DOCUMENTO FUENTE

--------------------

Fue allí donde comenzó su carrera política, cuando
se sumó al partido que ocupa ya 35 años de su existencia,
el MOIR, y cuando conoció a la sombra tutelar que ha seguido rondando,
con plena persistencia, todos los actos de su vida madura: Francisco Mosquera,
el fundador al que le debe, en sus propias palabras, el hecho de haberse
convertido en un "constante indagador de la realidad", en un
hombre que, como el salmón, tiene la profesión de la contracorriente.
De aquellos años en los Andes le quedó a Aurelio la que
ha sido su eterna pareja: la política, pero también le quedó
la presencia irremplazable de su mejor amigo, el Senador Jorge Enrique
Robledo. Hombro a hombro lideraron la revuelta, cuando a Aurelio lo echaron
de la casa –era los tiempos cuando la izquierda era el sinónimo
del diablo-, se fue a vivir a casa de Robledo, y como la plata no alcanzaba,
tuvieron que partir los panes y los huevos, para desayunar los dos frente
a un solo plato. En el momento que acabaron sus carreras, el MOIR ordenó
a sus cuadros partir para la provincia en la llamada política de
"los pies descalzos". Robledo se fue a Manizales; Aurelio, a
Pereira, y mientras investigaban el café, viviendo y sufriendo
al lado de los campesinos, se volvieron catedráticos universitarios
y conformaron la agremiación que hoy sopesa las políticas
de la Federación de Cafeteros: Unidad Cafetera. Los dos, cada cual
por su cuenta pero en las mismas correrías de la política,
conocieron buena parte del país, 40 países del mundo, y
se volvieron la voz visible de unos agricultores que eligieron a Aurelio
en 1994 Diputado de Risaralda, y a Robledo, más tarde, Senador
de la República. Hablar del uno es hablar del otro, hasta confiesa
Aurelio, en una anécdota que ilumina aquella vida compartida: "como
tenemos la misma estatura, hasta nos casamos con el mismo vestido".

--------------------

DATOS PROPORCIONADOS
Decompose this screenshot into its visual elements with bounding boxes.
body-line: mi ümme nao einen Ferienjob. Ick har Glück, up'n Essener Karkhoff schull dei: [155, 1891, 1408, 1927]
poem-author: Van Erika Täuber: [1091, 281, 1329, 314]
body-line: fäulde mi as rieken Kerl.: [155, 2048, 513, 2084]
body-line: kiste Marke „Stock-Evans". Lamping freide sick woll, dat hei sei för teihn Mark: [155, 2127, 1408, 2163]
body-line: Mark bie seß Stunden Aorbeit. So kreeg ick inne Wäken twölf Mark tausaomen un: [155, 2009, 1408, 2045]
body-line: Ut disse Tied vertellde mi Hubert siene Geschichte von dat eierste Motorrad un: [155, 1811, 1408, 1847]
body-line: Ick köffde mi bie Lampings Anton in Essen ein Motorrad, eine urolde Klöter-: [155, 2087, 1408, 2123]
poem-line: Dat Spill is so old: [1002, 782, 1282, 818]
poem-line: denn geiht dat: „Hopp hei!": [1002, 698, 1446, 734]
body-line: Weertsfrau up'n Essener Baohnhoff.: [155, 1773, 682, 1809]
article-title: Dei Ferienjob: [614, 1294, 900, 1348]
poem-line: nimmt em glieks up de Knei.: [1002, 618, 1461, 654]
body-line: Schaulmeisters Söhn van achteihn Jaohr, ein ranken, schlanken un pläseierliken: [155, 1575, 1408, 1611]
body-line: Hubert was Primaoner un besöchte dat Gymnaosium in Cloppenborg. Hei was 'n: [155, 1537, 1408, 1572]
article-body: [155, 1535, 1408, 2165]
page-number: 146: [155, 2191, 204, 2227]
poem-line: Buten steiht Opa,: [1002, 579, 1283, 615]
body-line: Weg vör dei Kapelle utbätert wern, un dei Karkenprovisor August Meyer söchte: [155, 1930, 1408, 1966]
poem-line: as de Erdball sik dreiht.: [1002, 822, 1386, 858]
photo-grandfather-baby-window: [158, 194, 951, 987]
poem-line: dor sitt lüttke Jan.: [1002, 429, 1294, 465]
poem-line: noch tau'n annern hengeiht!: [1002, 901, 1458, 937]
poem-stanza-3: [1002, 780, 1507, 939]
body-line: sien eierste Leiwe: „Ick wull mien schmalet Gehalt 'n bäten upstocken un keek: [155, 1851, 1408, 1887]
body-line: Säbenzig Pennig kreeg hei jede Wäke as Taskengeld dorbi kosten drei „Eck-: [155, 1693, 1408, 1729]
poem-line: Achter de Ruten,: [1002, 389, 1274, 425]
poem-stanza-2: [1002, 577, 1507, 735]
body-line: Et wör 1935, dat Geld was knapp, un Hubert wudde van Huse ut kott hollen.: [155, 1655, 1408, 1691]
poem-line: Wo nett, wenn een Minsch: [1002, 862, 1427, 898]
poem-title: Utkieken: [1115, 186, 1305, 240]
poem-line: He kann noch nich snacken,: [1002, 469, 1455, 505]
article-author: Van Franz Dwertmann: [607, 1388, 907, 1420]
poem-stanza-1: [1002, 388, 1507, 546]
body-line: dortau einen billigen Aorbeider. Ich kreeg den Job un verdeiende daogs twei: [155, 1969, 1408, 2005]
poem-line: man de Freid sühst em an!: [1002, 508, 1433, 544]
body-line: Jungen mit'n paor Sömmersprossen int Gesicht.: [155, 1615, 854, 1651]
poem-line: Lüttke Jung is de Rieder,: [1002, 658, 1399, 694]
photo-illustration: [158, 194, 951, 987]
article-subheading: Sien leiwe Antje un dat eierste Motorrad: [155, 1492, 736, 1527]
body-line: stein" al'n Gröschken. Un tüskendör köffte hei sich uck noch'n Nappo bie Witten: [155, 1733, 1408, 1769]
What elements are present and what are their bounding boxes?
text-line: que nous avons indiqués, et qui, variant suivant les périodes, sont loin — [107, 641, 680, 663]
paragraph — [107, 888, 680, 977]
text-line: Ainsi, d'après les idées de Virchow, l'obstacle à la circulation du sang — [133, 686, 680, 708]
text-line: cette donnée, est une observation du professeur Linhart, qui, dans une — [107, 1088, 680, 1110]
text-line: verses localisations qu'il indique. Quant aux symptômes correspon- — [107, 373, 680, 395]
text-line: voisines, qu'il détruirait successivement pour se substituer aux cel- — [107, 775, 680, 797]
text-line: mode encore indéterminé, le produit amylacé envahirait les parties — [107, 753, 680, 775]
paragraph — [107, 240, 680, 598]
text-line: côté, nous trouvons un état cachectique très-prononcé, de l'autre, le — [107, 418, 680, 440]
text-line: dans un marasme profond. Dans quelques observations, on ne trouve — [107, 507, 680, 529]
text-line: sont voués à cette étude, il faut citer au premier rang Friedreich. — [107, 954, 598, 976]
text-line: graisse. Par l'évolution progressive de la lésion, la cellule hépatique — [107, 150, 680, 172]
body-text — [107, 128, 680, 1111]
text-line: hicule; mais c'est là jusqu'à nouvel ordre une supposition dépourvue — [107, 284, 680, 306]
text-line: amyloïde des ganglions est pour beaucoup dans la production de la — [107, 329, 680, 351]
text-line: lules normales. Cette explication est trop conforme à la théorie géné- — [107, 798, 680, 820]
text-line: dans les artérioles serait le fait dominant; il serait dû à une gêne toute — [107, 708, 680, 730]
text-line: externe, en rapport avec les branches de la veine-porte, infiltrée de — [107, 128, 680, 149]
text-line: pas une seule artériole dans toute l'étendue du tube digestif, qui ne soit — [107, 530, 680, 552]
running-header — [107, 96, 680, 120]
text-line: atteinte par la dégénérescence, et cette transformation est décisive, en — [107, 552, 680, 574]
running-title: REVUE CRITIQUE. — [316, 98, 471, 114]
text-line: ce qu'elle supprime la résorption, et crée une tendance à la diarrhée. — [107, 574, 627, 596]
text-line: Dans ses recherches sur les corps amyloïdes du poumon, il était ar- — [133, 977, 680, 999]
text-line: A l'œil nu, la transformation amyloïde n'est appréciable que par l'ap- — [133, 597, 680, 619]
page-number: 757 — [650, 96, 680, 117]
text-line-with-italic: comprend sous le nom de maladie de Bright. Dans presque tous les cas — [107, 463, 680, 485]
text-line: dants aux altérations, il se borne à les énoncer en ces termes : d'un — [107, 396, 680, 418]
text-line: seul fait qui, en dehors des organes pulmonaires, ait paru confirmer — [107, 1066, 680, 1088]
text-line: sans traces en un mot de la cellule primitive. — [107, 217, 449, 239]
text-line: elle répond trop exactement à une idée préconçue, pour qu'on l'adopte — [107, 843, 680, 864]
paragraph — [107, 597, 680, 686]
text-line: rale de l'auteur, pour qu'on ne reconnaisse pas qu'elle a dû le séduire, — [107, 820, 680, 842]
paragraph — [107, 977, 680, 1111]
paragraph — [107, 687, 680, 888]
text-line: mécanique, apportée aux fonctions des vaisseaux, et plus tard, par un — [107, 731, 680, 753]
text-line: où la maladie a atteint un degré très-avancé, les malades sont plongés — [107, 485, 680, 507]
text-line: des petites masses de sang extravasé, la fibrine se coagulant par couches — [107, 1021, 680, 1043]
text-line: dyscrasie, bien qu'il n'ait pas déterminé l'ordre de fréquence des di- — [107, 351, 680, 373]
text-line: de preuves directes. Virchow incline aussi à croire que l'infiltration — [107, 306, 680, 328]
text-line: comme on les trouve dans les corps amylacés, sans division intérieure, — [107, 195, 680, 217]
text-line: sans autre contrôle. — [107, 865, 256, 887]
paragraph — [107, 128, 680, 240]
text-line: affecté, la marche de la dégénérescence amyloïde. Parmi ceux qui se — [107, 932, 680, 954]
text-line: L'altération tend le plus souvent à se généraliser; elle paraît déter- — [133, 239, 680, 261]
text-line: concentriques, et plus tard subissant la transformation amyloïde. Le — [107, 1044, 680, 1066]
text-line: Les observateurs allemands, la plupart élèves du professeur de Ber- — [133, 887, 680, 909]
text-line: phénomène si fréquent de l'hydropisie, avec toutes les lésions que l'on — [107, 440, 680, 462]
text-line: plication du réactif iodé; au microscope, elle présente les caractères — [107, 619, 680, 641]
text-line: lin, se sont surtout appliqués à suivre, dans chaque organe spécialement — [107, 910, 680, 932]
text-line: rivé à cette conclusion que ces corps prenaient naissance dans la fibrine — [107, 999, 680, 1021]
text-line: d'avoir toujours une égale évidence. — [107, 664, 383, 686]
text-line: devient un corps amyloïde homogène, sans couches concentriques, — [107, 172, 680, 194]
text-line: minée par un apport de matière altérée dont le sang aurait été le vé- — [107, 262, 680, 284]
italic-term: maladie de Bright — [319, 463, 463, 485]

--------------------

EL PROBLEMA
Según el documento fuente, ¿a qué ciudad se fue Aurelio cuando el MOIR ordenó a sus cuadros partir para la provincia?

RESPUESTA
A Pereira.